EXCERPTED PASSAGE>
________________

I'm more concerned about the 7 billion in profits on a 170 billion valuation.  I've been trying to grab companies with a sub 12 multiplier and a value of 23.3 seems pretty high in the current market.  I've got some shares and I'm holding but I'm not buying any more for the foreseeable future.

I'm also just holding, though I might try and nibble some at the current price.  I feel that the combination of what has happened over the last 3 years has caused the stock to go from overpriced based on Disney+ Streaming numbers that inflated fast due to the lockdowns to somewhat undervalued when it gets below $100 share price.  Since 2009 the PE ratio has been anywhere from 10 to 283 (back in 2021) and the I agree that based on current numbers the PE is higher than I would like, but some of the drag on earnings in my opinion is that the media side hasn't performed as well has it has previously and they expanded Disney+ faster than expected.

________________

DATA SHOWN>
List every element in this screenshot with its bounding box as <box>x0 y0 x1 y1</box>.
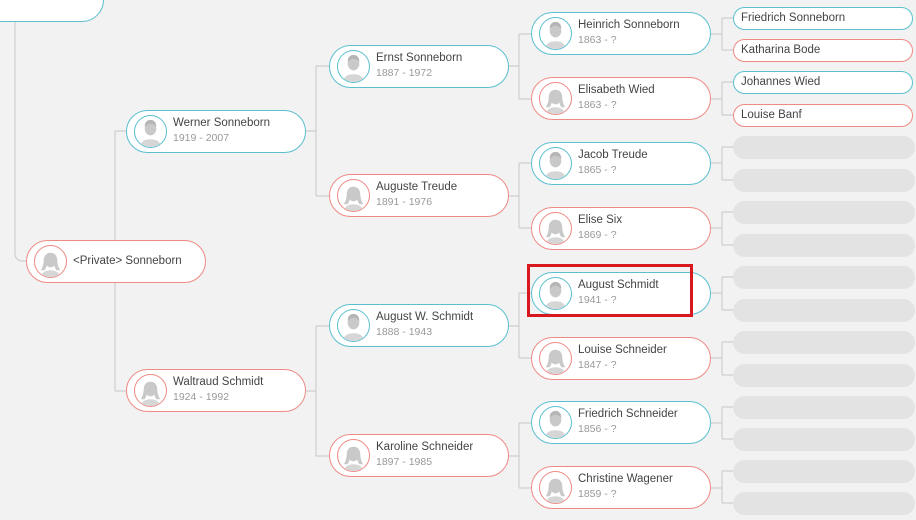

________________

YOUR TASKS>
**A.** In the Disney stock discussion, what range has the PE ratio spanned since 2009?
**B.** Summarize the Disney stock discussion in two sentences.

RESPONSES TO THE TASKS>
**A.** It has ranged from 10 to 283, with the high reached in 2021.

**B.** One commenter considers a multiplier of 23.3, based on 7 billion in profits on a 170 billion valuation, too high against a preference for companies under 12, so they are holding their shares without buying more. Another commenter is also holding and may buy a little, seeing the stock as somewhat undervalued below $100 after lockdown-inflated Disney+ numbers had made it overpriced, and attributes the higher-than-desired PE partly to weaker media performance and a faster-than-expected Disney+ expansion.